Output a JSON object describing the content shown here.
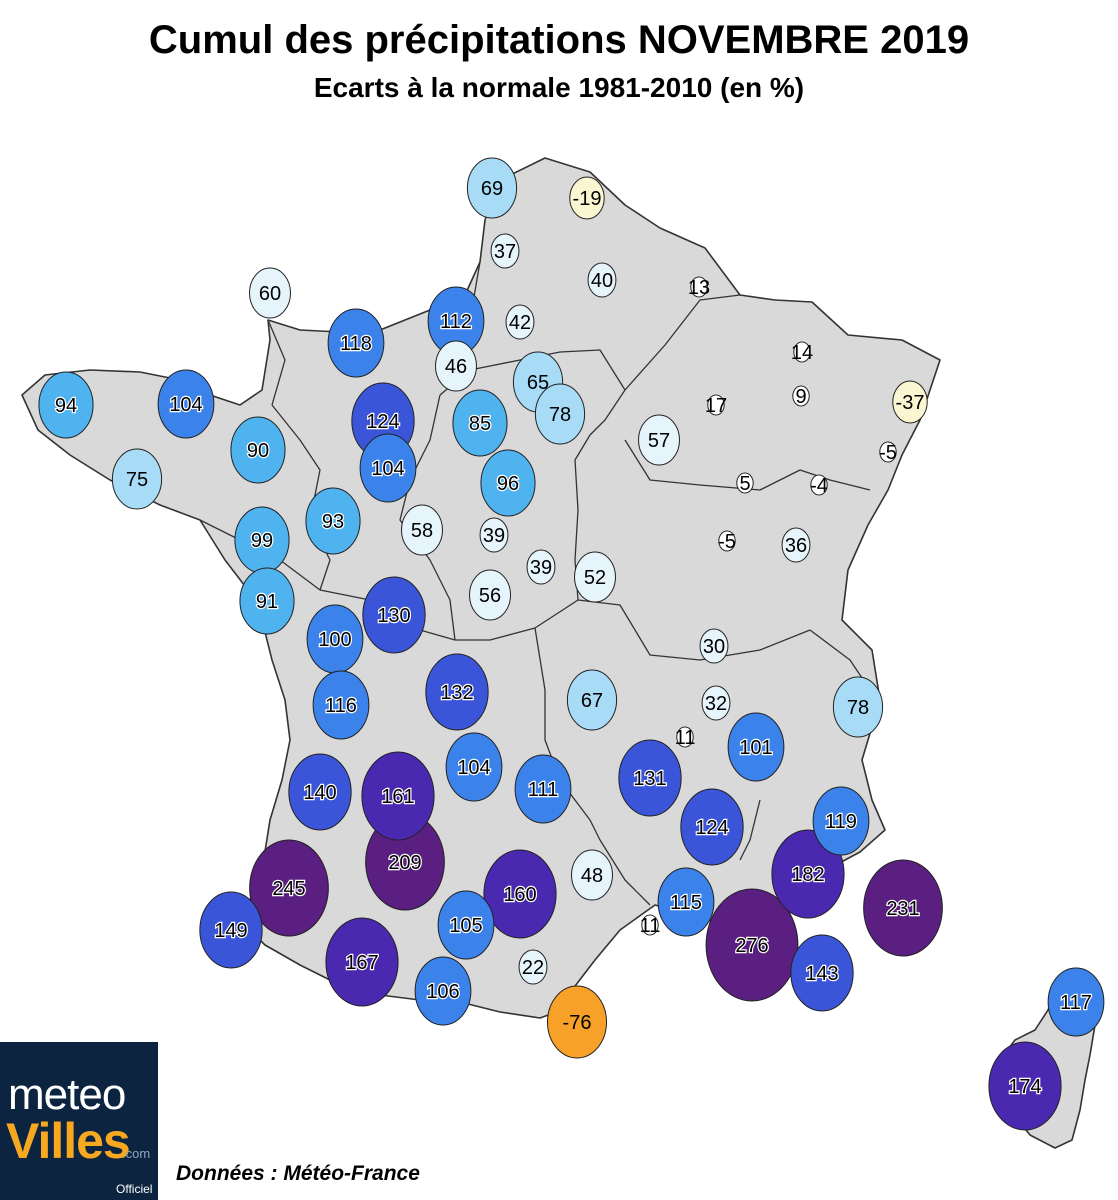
{
  "title": "Cumul des précipitations NOVEMBRE 2019",
  "subtitle": "Ecarts à la normale 1981-2010 (en %)",
  "source": "Données : Météo-France",
  "logo": {
    "line1": "meteo",
    "line2": "Villes",
    "suffix": ".com",
    "tag": "Officiel"
  },
  "colors": {
    "land": "#d9d9d9",
    "border": "#333333",
    "negative_strong": "#f7a128",
    "negative_weak": "#fbf6d2",
    "near_zero": "#ffffff",
    "low": "#e6f4fc",
    "medium_low": "#a8dcf6",
    "medium": "#4fb3f0",
    "high": "#3b82ea",
    "very_high": "#3a55d8",
    "extreme": "#4a28b0",
    "max": "#5a1f80"
  },
  "values": [
    69,
    -19,
    37,
    40,
    13,
    60,
    112,
    42,
    118,
    46,
    65,
    14,
    94,
    104,
    124,
    85,
    78,
    17,
    9,
    -37,
    90,
    57,
    -5,
    75,
    104,
    96,
    5,
    -4,
    93,
    58,
    39,
    99,
    -5,
    36,
    39,
    52,
    56,
    91,
    130,
    100,
    30,
    78,
    67,
    132,
    116,
    32,
    11,
    101,
    140,
    161,
    104,
    111,
    131,
    124,
    119,
    182,
    209,
    245,
    48,
    160,
    115,
    231,
    149,
    105,
    11,
    276,
    167,
    22,
    143,
    106,
    117,
    -76,
    174
  ]
}
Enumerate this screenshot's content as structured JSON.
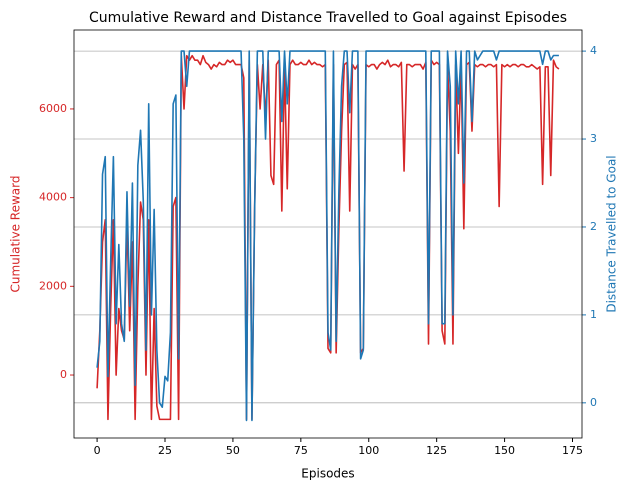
{
  "chart_data": {
    "type": "line",
    "title": "Cumulative Reward and Distance Travelled to Goal against Episodes",
    "x_label": "Episodes",
    "y_label": "Cumulative Reward",
    "y2_label": "Distance Travelled to Goal",
    "x": [
      0,
      1,
      2,
      3,
      4,
      5,
      6,
      7,
      8,
      9,
      10,
      11,
      12,
      13,
      14,
      15,
      16,
      17,
      18,
      19,
      20,
      21,
      22,
      23,
      24,
      25,
      26,
      27,
      28,
      29,
      30,
      31,
      32,
      33,
      34,
      35,
      36,
      37,
      38,
      39,
      40,
      41,
      42,
      43,
      44,
      45,
      46,
      47,
      48,
      49,
      50,
      51,
      52,
      53,
      54,
      55,
      56,
      57,
      58,
      59,
      60,
      61,
      62,
      63,
      64,
      65,
      66,
      67,
      68,
      69,
      70,
      71,
      72,
      73,
      74,
      75,
      76,
      77,
      78,
      79,
      80,
      81,
      82,
      83,
      84,
      85,
      86,
      87,
      88,
      89,
      90,
      91,
      92,
      93,
      94,
      95,
      96,
      97,
      98,
      99,
      100,
      101,
      102,
      103,
      104,
      105,
      106,
      107,
      108,
      109,
      110,
      111,
      112,
      113,
      114,
      115,
      116,
      117,
      118,
      119,
      120,
      121,
      122,
      123,
      124,
      125,
      126,
      127,
      128,
      129,
      130,
      131,
      132,
      133,
      134,
      135,
      136,
      137,
      138,
      139,
      140,
      141,
      142,
      143,
      144,
      145,
      146,
      147,
      148,
      149,
      150,
      151,
      152,
      153,
      154,
      155,
      156,
      157,
      158,
      159,
      160,
      161,
      162,
      163,
      164,
      165,
      166,
      167,
      168,
      169,
      170
    ],
    "series": [
      {
        "name": "Cumulative Reward",
        "color": "#d62728",
        "axis": "y",
        "values": [
          -300,
          1000,
          3000,
          3500,
          -1000,
          1500,
          3500,
          0,
          1500,
          1000,
          800,
          3500,
          1000,
          3000,
          -1000,
          2000,
          3900,
          3500,
          0,
          3500,
          -1000,
          1500,
          -700,
          -1000,
          -1000,
          -1000,
          -1000,
          -1000,
          3800,
          4000,
          -1000,
          7200,
          6000,
          7200,
          7100,
          7200,
          7100,
          7100,
          7000,
          7200,
          7050,
          7000,
          6900,
          7000,
          6950,
          7050,
          7000,
          7000,
          7100,
          7050,
          7100,
          7000,
          7000,
          7000,
          6700,
          -1000,
          7100,
          -1000,
          3800,
          7000,
          6000,
          7000,
          5800,
          7100,
          4500,
          4300,
          7000,
          7100,
          3700,
          7000,
          4200,
          7000,
          7100,
          7000,
          7000,
          7050,
          7000,
          7000,
          7100,
          7000,
          7050,
          7000,
          7000,
          6950,
          7000,
          600,
          500,
          7000,
          500,
          3300,
          5500,
          7000,
          7050,
          3700,
          7000,
          6900,
          7000,
          500,
          600,
          7000,
          6950,
          7000,
          7000,
          6900,
          7000,
          7050,
          7000,
          7100,
          6950,
          7000,
          7000,
          6950,
          7050,
          4600,
          7000,
          7000,
          6950,
          7000,
          7000,
          7000,
          6900,
          7050,
          700,
          7100,
          7000,
          7050,
          7000,
          1000,
          700,
          7000,
          5500,
          700,
          7000,
          5000,
          7000,
          3300,
          7000,
          7050,
          5500,
          7000,
          6950,
          7000,
          7000,
          6950,
          7000,
          7000,
          6950,
          7000,
          3800,
          7000,
          6950,
          7000,
          6950,
          7000,
          7000,
          6950,
          7000,
          7000,
          6950,
          6950,
          7000,
          6950,
          6900,
          6950,
          4300,
          6950,
          6950,
          4500,
          7100,
          6950,
          6900
        ]
      },
      {
        "name": "Distance Travelled to Goal",
        "color": "#1f77b4",
        "axis": "y2",
        "values": [
          0.4,
          0.7,
          2.6,
          2.8,
          0.3,
          1.6,
          2.8,
          0.9,
          1.8,
          0.9,
          0.7,
          2.4,
          1.1,
          2.5,
          0.2,
          2.7,
          3.1,
          2.3,
          0.6,
          3.4,
          1.0,
          2.2,
          0.6,
          0.0,
          -0.05,
          0.3,
          0.25,
          0.8,
          3.4,
          3.5,
          0.5,
          4.0,
          4.0,
          3.6,
          4.0,
          4.0,
          4.0,
          4.0,
          4.0,
          4.0,
          4.0,
          4.0,
          4.0,
          4.0,
          4.0,
          4.0,
          4.0,
          4.0,
          4.0,
          4.0,
          4.0,
          4.0,
          4.0,
          4.0,
          3.0,
          -0.2,
          4.0,
          -0.2,
          2.2,
          4.0,
          4.0,
          4.0,
          3.0,
          4.0,
          4.0,
          4.0,
          4.0,
          4.0,
          3.2,
          4.0,
          3.4,
          4.0,
          4.0,
          4.0,
          4.0,
          4.0,
          4.0,
          4.0,
          4.0,
          4.0,
          4.0,
          4.0,
          4.0,
          4.0,
          4.0,
          0.8,
          0.6,
          4.0,
          0.7,
          2.4,
          3.6,
          4.0,
          4.0,
          3.3,
          4.0,
          4.0,
          4.0,
          0.5,
          0.6,
          4.0,
          4.0,
          4.0,
          4.0,
          4.0,
          4.0,
          4.0,
          4.0,
          4.0,
          4.0,
          4.0,
          4.0,
          4.0,
          4.0,
          4.0,
          4.0,
          4.0,
          4.0,
          4.0,
          4.0,
          4.0,
          4.0,
          4.0,
          0.9,
          4.0,
          4.0,
          4.0,
          4.0,
          0.9,
          0.9,
          4.0,
          3.6,
          1.0,
          4.0,
          3.4,
          4.0,
          2.5,
          4.0,
          4.0,
          3.2,
          4.0,
          3.9,
          3.95,
          4.0,
          4.0,
          4.0,
          4.0,
          4.0,
          3.9,
          4.0,
          4.0,
          4.0,
          4.0,
          4.0,
          4.0,
          4.0,
          4.0,
          4.0,
          4.0,
          4.0,
          4.0,
          4.0,
          4.0,
          4.0,
          4.0,
          3.85,
          4.0,
          4.0,
          3.9,
          3.95,
          3.95,
          3.95
        ]
      }
    ],
    "xlim": [
      -8.5,
      178.5
    ],
    "xticks": [
      0,
      25,
      50,
      75,
      100,
      125,
      150,
      175
    ],
    "ylim": [
      -1420,
      7780
    ],
    "yticks": [
      0,
      2000,
      4000,
      6000
    ],
    "y2lim": [
      -0.4,
      4.24
    ],
    "y2ticks": [
      0,
      1,
      2,
      3,
      4
    ],
    "grid": "y2"
  }
}
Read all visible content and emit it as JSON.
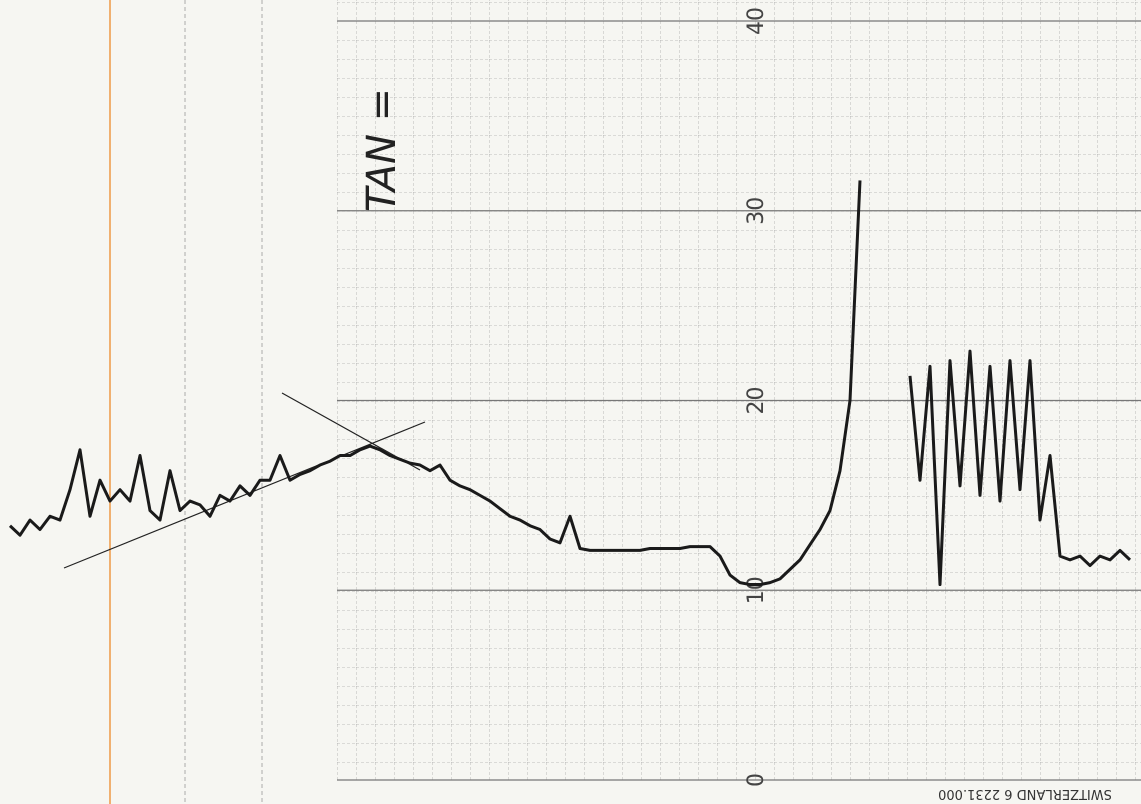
{
  "chart_data": {
    "type": "line",
    "annotation": "TAN =",
    "imprint": "SWITZERLAND 6 2231.000",
    "ylim": [
      0,
      40
    ],
    "yticks": [
      0,
      10,
      20,
      30,
      40
    ],
    "grid": true,
    "color": "#1a1a1a",
    "values": [
      13.4,
      12.9,
      13.7,
      13.2,
      13.9,
      13.7,
      15.3,
      17.4,
      13.9,
      15.8,
      14.7,
      15.3,
      14.7,
      17.1,
      14.2,
      13.7,
      16.3,
      14.2,
      14.7,
      14.5,
      13.9,
      15.0,
      14.7,
      15.5,
      15.0,
      15.8,
      15.8,
      17.1,
      15.8,
      16.1,
      16.3,
      16.6,
      16.8,
      17.1,
      17.1,
      17.4,
      17.6,
      17.4,
      17.1,
      16.9,
      16.7,
      16.6,
      16.3,
      16.6,
      15.8,
      15.5,
      15.3,
      15.0,
      14.7,
      14.3,
      13.9,
      13.7,
      13.4,
      13.2,
      12.7,
      12.5,
      13.9,
      12.2,
      12.1,
      12.1,
      12.1,
      12.1,
      12.1,
      12.1,
      12.2,
      12.2,
      12.2,
      12.2,
      12.3,
      12.3,
      12.3,
      11.8,
      10.8,
      10.4,
      10.3,
      10.3,
      10.4,
      10.6,
      11.1,
      11.6,
      12.4,
      13.2,
      14.2,
      16.3,
      20.0,
      31.6,
      null,
      null,
      null,
      null,
      21.3,
      15.8,
      21.8,
      10.3,
      22.1,
      15.5,
      22.6,
      15.0,
      21.8,
      14.7,
      22.1,
      15.3,
      22.1,
      13.7,
      17.1,
      11.8,
      11.6,
      11.8,
      11.3,
      11.8,
      11.6,
      12.1,
      11.6
    ]
  }
}
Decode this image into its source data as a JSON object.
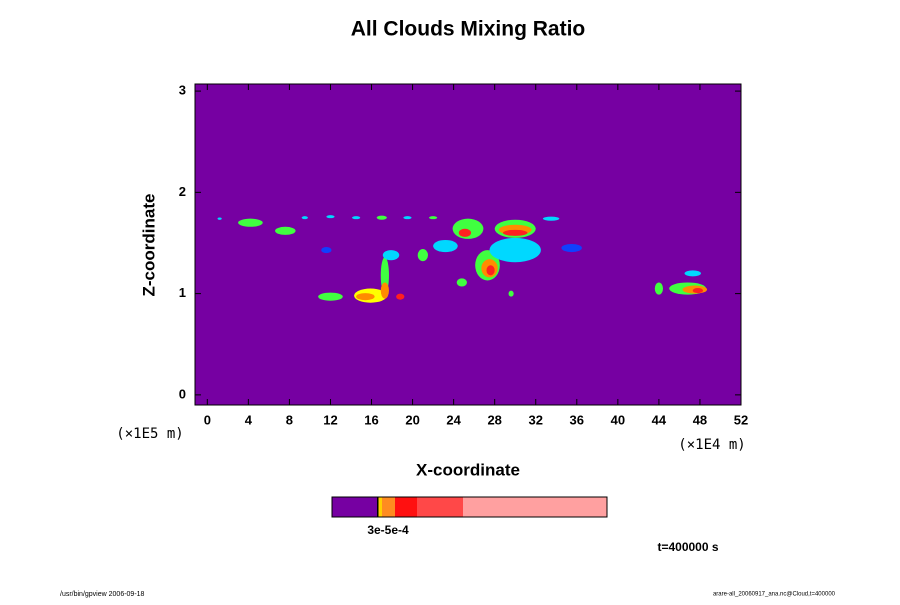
{
  "chart_data": {
    "type": "contour",
    "title": "All Clouds Mixing Ratio",
    "x_label": "X-coordinate",
    "y_label": "Z-coordinate",
    "x_unit": "(×1E4 m)",
    "y_unit": "(×1E5 m)",
    "xlim": [
      -1.2,
      52
    ],
    "ylim": [
      -0.1,
      3.07
    ],
    "xticks": [
      0,
      4,
      8,
      12,
      16,
      20,
      24,
      28,
      32,
      36,
      40,
      44,
      48,
      52
    ],
    "yticks": [
      0,
      1,
      2,
      3
    ],
    "background_color": "#7600a2",
    "palette": [
      "#7600a2",
      "#1040ff",
      "#00d8ff",
      "#40ff40",
      "#ffff00",
      "#ff8c00",
      "#ff2020"
    ],
    "blobs": [
      {
        "x": 1.2,
        "z": 1.74,
        "rx": 0.2,
        "rz": 0.012,
        "level": 2
      },
      {
        "x": 4.2,
        "z": 1.7,
        "rx": 1.2,
        "rz": 0.04,
        "level": 3
      },
      {
        "x": 7.6,
        "z": 1.62,
        "rx": 1.0,
        "rz": 0.04,
        "level": 3
      },
      {
        "x": 9.5,
        "z": 1.75,
        "rx": 0.3,
        "rz": 0.015,
        "level": 2
      },
      {
        "x": 12.0,
        "z": 1.76,
        "rx": 0.4,
        "rz": 0.015,
        "level": 2
      },
      {
        "x": 14.5,
        "z": 1.75,
        "rx": 0.4,
        "rz": 0.015,
        "level": 2
      },
      {
        "x": 17.0,
        "z": 1.75,
        "rx": 0.5,
        "rz": 0.02,
        "level": 3
      },
      {
        "x": 19.5,
        "z": 1.75,
        "rx": 0.4,
        "rz": 0.015,
        "level": 2
      },
      {
        "x": 22.0,
        "z": 1.75,
        "rx": 0.4,
        "rz": 0.015,
        "level": 3
      },
      {
        "x": 33.5,
        "z": 1.74,
        "rx": 0.8,
        "rz": 0.02,
        "level": 2
      },
      {
        "x": 11.6,
        "z": 1.43,
        "rx": 0.5,
        "rz": 0.03,
        "level": 1
      },
      {
        "x": 12.0,
        "z": 0.97,
        "rx": 1.2,
        "rz": 0.04,
        "level": 3
      },
      {
        "x": 15.9,
        "z": 0.98,
        "rx": 1.6,
        "rz": 0.07,
        "level": 4
      },
      {
        "x": 15.4,
        "z": 0.97,
        "rx": 0.9,
        "rz": 0.035,
        "level": 5
      },
      {
        "x": 17.3,
        "z": 1.18,
        "rx": 0.4,
        "rz": 0.18,
        "level": 3
      },
      {
        "x": 17.3,
        "z": 1.03,
        "rx": 0.4,
        "rz": 0.08,
        "level": 5
      },
      {
        "x": 18.8,
        "z": 0.97,
        "rx": 0.4,
        "rz": 0.03,
        "level": 6
      },
      {
        "x": 17.9,
        "z": 1.38,
        "rx": 0.8,
        "rz": 0.05,
        "level": 2
      },
      {
        "x": 21.0,
        "z": 1.38,
        "rx": 0.5,
        "rz": 0.06,
        "level": 3
      },
      {
        "x": 23.2,
        "z": 1.47,
        "rx": 1.2,
        "rz": 0.06,
        "level": 2
      },
      {
        "x": 24.8,
        "z": 1.11,
        "rx": 0.5,
        "rz": 0.04,
        "level": 3
      },
      {
        "x": 25.4,
        "z": 1.64,
        "rx": 1.5,
        "rz": 0.1,
        "level": 3
      },
      {
        "x": 25.1,
        "z": 1.6,
        "rx": 0.6,
        "rz": 0.04,
        "level": 6
      },
      {
        "x": 27.3,
        "z": 1.28,
        "rx": 1.2,
        "rz": 0.15,
        "level": 3
      },
      {
        "x": 27.5,
        "z": 1.25,
        "rx": 0.8,
        "rz": 0.09,
        "level": 5
      },
      {
        "x": 27.6,
        "z": 1.23,
        "rx": 0.4,
        "rz": 0.05,
        "level": 6
      },
      {
        "x": 30.0,
        "z": 1.43,
        "rx": 2.5,
        "rz": 0.12,
        "level": 2
      },
      {
        "x": 30.0,
        "z": 1.64,
        "rx": 2.0,
        "rz": 0.09,
        "level": 3
      },
      {
        "x": 30.0,
        "z": 1.63,
        "rx": 1.6,
        "rz": 0.05,
        "level": 5
      },
      {
        "x": 30.0,
        "z": 1.6,
        "rx": 1.2,
        "rz": 0.03,
        "level": 6
      },
      {
        "x": 29.6,
        "z": 1.0,
        "rx": 0.25,
        "rz": 0.03,
        "level": 3
      },
      {
        "x": 35.5,
        "z": 1.45,
        "rx": 1.0,
        "rz": 0.04,
        "level": 1
      },
      {
        "x": 44.0,
        "z": 1.05,
        "rx": 0.4,
        "rz": 0.06,
        "level": 3
      },
      {
        "x": 47.3,
        "z": 1.2,
        "rx": 0.8,
        "rz": 0.03,
        "level": 2
      },
      {
        "x": 46.8,
        "z": 1.05,
        "rx": 1.8,
        "rz": 0.06,
        "level": 3
      },
      {
        "x": 47.5,
        "z": 1.04,
        "rx": 1.2,
        "rz": 0.04,
        "level": 5
      },
      {
        "x": 47.8,
        "z": 1.03,
        "rx": 0.5,
        "rz": 0.025,
        "level": 6
      }
    ],
    "colorbar": {
      "colors": [
        "#7600a2",
        "#000000",
        "#ffd000",
        "#ff8c20",
        "#ff1010",
        "#ff4848",
        "#ffa0a0"
      ],
      "label": "3e-5e-4"
    },
    "time_label": "t=400000 s",
    "footer_left": "/usr/bin/gpview 2006-09-18",
    "footer_right": "arare-all_20060917_ana.nc@Cloud,t=400000"
  }
}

━━━━━━━━━━━━━━━━

WHAT YOU ARE ASKED TO DO: Pull out all lines in the data above that include "JSON".

TASK OUTPUT:
Output a JSON object describing the content shown here.
Enumerate this screenshot's content as structured JSON.
Read all visible content and emit it as JSON.
Decode this image into its source data as a JSON object.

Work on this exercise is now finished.